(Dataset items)
________________________

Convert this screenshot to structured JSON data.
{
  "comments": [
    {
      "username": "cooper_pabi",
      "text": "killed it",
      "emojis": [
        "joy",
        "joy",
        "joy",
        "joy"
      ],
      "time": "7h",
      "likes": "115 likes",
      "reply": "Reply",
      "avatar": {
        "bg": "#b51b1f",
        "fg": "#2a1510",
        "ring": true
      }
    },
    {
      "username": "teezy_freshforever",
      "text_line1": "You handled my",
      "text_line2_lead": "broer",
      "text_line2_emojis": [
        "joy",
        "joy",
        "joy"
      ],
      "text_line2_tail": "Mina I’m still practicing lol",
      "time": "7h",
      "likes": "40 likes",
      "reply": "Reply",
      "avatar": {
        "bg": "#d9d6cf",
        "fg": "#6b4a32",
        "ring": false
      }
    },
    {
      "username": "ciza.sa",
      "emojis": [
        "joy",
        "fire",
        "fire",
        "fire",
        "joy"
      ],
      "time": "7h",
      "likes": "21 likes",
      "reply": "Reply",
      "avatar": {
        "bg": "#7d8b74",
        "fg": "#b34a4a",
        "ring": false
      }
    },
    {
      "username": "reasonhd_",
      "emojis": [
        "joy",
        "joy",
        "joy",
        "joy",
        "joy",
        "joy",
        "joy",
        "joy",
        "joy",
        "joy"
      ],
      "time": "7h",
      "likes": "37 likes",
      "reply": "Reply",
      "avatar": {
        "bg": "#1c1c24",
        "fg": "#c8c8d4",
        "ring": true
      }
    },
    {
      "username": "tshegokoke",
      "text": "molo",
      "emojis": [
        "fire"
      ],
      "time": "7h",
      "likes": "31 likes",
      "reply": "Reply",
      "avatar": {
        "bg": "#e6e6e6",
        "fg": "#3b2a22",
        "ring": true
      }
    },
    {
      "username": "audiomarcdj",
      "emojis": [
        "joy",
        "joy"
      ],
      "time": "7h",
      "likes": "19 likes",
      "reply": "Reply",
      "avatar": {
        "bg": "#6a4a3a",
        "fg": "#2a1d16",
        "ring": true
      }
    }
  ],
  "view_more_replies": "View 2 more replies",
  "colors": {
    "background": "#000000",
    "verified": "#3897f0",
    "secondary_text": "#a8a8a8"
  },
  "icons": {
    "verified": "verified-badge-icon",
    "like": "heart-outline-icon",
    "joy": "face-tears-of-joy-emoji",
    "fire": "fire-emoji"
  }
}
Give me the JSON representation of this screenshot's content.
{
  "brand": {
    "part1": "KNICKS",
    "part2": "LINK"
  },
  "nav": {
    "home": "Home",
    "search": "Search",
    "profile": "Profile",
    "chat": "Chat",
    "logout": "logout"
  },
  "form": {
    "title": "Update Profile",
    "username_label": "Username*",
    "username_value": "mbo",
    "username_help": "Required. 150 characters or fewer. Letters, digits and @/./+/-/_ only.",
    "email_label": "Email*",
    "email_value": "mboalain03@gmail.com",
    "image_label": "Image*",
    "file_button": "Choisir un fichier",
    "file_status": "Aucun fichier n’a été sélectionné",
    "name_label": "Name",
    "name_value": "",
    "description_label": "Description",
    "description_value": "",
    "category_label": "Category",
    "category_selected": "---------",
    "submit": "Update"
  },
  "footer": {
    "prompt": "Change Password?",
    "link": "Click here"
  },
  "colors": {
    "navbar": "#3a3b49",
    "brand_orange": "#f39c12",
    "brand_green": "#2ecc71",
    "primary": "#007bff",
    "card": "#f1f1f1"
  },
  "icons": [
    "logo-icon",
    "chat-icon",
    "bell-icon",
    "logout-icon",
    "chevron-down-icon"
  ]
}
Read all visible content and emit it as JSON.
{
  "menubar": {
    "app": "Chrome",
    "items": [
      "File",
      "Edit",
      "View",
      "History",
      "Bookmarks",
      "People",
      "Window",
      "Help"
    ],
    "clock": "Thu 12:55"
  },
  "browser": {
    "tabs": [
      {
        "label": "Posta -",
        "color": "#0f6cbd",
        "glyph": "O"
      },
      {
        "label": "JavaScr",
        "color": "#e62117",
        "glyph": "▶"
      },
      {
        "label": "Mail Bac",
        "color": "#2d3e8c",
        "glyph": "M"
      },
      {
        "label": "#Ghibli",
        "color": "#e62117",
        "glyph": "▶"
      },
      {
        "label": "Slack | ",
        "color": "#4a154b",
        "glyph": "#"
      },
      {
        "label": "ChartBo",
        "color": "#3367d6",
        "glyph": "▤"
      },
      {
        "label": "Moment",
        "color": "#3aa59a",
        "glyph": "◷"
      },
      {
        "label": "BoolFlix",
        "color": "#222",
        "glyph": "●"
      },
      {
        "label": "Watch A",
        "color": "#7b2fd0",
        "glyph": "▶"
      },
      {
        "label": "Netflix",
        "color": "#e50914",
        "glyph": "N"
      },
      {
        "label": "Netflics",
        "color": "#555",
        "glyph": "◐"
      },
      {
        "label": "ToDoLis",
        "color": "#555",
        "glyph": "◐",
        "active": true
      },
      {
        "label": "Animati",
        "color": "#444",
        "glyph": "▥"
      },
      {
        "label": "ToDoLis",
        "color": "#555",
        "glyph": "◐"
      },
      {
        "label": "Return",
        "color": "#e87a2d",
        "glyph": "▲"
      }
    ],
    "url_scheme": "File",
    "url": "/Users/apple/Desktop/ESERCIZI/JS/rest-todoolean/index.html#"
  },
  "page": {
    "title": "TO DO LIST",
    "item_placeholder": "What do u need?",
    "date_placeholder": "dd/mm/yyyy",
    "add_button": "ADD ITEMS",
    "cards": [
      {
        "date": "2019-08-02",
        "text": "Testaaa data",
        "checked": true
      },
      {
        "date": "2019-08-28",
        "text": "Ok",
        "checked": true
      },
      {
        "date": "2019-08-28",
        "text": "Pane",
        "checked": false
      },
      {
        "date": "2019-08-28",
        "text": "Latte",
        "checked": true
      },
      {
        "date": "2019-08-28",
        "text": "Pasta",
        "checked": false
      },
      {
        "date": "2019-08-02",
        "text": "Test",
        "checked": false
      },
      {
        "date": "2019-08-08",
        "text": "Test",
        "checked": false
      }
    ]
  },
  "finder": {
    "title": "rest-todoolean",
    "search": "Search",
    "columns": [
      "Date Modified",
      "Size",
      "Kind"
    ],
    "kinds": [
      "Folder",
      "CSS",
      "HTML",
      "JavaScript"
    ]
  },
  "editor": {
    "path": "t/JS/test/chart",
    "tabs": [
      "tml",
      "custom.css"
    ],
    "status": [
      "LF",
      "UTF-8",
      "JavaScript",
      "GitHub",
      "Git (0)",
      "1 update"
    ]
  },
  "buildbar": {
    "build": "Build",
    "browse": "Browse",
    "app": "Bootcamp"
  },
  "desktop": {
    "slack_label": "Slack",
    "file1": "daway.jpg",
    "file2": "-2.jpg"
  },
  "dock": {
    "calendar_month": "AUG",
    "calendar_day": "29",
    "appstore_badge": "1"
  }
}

________________________

:: JOB ::
Transcribe all the entries, keeping each one exactly as it is.

:: ANSWER FOR THIS EXERCISE ::
Convert this screenshot to structured JSON data.
{
  "comments": [
    {
      "username": "cooper_pabi",
      "text": "killed it",
      "emojis": [
        "joy",
        "joy",
        "joy",
        "joy"
      ],
      "time": "7h",
      "likes": "115 likes",
      "reply": "Reply",
      "avatar": {
        "bg": "#b51b1f",
        "fg": "#2a1510",
        "ring": true
      }
    },
    {
      "username": "teezy_freshforever",
      "text_line1": "You handled my",
      "text_line2_lead": "broer",
      "text_line2_emojis": [
        "joy",
        "joy",
        "joy"
      ],
      "text_line2_tail": "Mina I’m still practicing lol",
      "time": "7h",
      "likes": "40 likes",
      "reply": "Reply",
      "avatar": {
        "bg": "#d9d6cf",
        "fg": "#6b4a32",
        "ring": false
      }
    },
    {
      "username": "ciza.sa",
      "emojis": [
        "joy",
        "fire",
        "fire",
        "fire",
        "joy"
      ],
      "time": "7h",
      "likes": "21 likes",
      "reply": "Reply",
      "avatar": {
        "bg": "#7d8b74",
        "fg": "#b34a4a",
        "ring": false
      }
    },
    {
      "username": "reasonhd_",
      "emojis": [
        "joy",
        "joy",
        "joy",
        "joy",
        "joy",
        "joy",
        "joy",
        "joy",
        "joy",
        "joy"
      ],
      "time": "7h",
      "likes": "37 likes",
      "reply": "Reply",
      "avatar": {
        "bg": "#1c1c24",
        "fg": "#c8c8d4",
        "ring": true
      }
    },
    {
      "username": "tshegokoke",
      "text": "molo",
      "emojis": [
        "fire"
      ],
      "time": "7h",
      "likes": "31 likes",
      "reply": "Reply",
      "avatar": {
        "bg": "#e6e6e6",
        "fg": "#3b2a22",
        "ring": true
      }
    },
    {
      "username": "audiomarcdj",
      "emojis": [
        "joy",
        "joy"
      ],
      "time": "7h",
      "likes": "19 likes",
      "reply": "Reply",
      "avatar": {
        "bg": "#6a4a3a",
        "fg": "#2a1d16",
        "ring": true
      }
    }
  ],
  "view_more_replies": "View 2 more replies",
  "colors": {
    "background": "#000000",
    "verified": "#3897f0",
    "secondary_text": "#a8a8a8"
  },
  "icons": {
    "verified": "verified-badge-icon",
    "like": "heart-outline-icon",
    "joy": "face-tears-of-joy-emoji",
    "fire": "fire-emoji"
  }
}
Give me the JSON representation of this screenshot's content.
{
  "brand": {
    "part1": "KNICKS",
    "part2": "LINK"
  },
  "nav": {
    "home": "Home",
    "search": "Search",
    "profile": "Profile",
    "chat": "Chat",
    "logout": "logout"
  },
  "form": {
    "title": "Update Profile",
    "username_label": "Username*",
    "username_value": "mbo",
    "username_help": "Required. 150 characters or fewer. Letters, digits and @/./+/-/_ only.",
    "email_label": "Email*",
    "email_value": "mboalain03@gmail.com",
    "image_label": "Image*",
    "file_button": "Choisir un fichier",
    "file_status": "Aucun fichier n’a été sélectionné",
    "name_label": "Name",
    "name_value": "",
    "description_label": "Description",
    "description_value": "",
    "category_label": "Category",
    "category_selected": "---------",
    "submit": "Update"
  },
  "footer": {
    "prompt": "Change Password?",
    "link": "Click here"
  },
  "colors": {
    "navbar": "#3a3b49",
    "brand_orange": "#f39c12",
    "brand_green": "#2ecc71",
    "primary": "#007bff",
    "card": "#f1f1f1"
  },
  "icons": [
    "logo-icon",
    "chat-icon",
    "bell-icon",
    "logout-icon",
    "chevron-down-icon"
  ]
}
Read all visible content and emit it as JSON.
{
  "menubar": {
    "app": "Chrome",
    "items": [
      "File",
      "Edit",
      "View",
      "History",
      "Bookmarks",
      "People",
      "Window",
      "Help"
    ],
    "clock": "Thu 12:55"
  },
  "browser": {
    "tabs": [
      {
        "label": "Posta -",
        "color": "#0f6cbd",
        "glyph": "O"
      },
      {
        "label": "JavaScr",
        "color": "#e62117",
        "glyph": "▶"
      },
      {
        "label": "Mail Bac",
        "color": "#2d3e8c",
        "glyph": "M"
      },
      {
        "label": "#Ghibli",
        "color": "#e62117",
        "glyph": "▶"
      },
      {
        "label": "Slack | ",
        "color": "#4a154b",
        "glyph": "#"
      },
      {
        "label": "ChartBo",
        "color": "#3367d6",
        "glyph": "▤"
      },
      {
        "label": "Moment",
        "color": "#3aa59a",
        "glyph": "◷"
      },
      {
        "label": "BoolFlix",
        "color": "#222",
        "glyph": "●"
      },
      {
        "label": "Watch A",
        "color": "#7b2fd0",
        "glyph": "▶"
      },
      {
        "label": "Netflix",
        "color": "#e50914",
        "glyph": "N"
      },
      {
        "label": "Netflics",
        "color": "#555",
        "glyph": "◐"
      },
      {
        "label": "ToDoLis",
        "color": "#555",
        "glyph": "◐",
        "active": true
      },
      {
        "label": "Animati",
        "color": "#444",
        "glyph": "▥"
      },
      {
        "label": "ToDoLis",
        "color": "#555",
        "glyph": "◐"
      },
      {
        "label": "Return",
        "color": "#e87a2d",
        "glyph": "▲"
      }
    ],
    "url_scheme": "File",
    "url": "/Users/apple/Desktop/ESERCIZI/JS/rest-todoolean/index.html#"
  },
  "page": {
    "title": "TO DO LIST",
    "item_placeholder": "What do u need?",
    "date_placeholder": "dd/mm/yyyy",
    "add_button": "ADD ITEMS",
    "cards": [
      {
        "date": "2019-08-02",
        "text": "Testaaa data",
        "checked": true
      },
      {
        "date": "2019-08-28",
        "text": "Ok",
        "checked": true
      },
      {
        "date": "2019-08-28",
        "text": "Pane",
        "checked": false
      },
      {
        "date": "2019-08-28",
        "text": "Latte",
        "checked": true
      },
      {
        "date": "2019-08-28",
        "text": "Pasta",
        "checked": false
      },
      {
        "date": "2019-08-02",
        "text": "Test",
        "checked": false
      },
      {
        "date": "2019-08-08",
        "text": "Test",
        "checked": false
      }
    ]
  },
  "finder": {
    "title": "rest-todoolean",
    "search": "Search",
    "columns": [
      "Date Modified",
      "Size",
      "Kind"
    ],
    "kinds": [
      "Folder",
      "CSS",
      "HTML",
      "JavaScript"
    ]
  },
  "editor": {
    "path": "t/JS/test/chart",
    "tabs": [
      "tml",
      "custom.css"
    ],
    "status": [
      "LF",
      "UTF-8",
      "JavaScript",
      "GitHub",
      "Git (0)",
      "1 update"
    ]
  },
  "buildbar": {
    "build": "Build",
    "browse": "Browse",
    "app": "Bootcamp"
  },
  "desktop": {
    "slack_label": "Slack",
    "file1": "daway.jpg",
    "file2": "-2.jpg"
  },
  "dock": {
    "calendar_month": "AUG",
    "calendar_day": "29",
    "appstore_badge": "1"
  }
}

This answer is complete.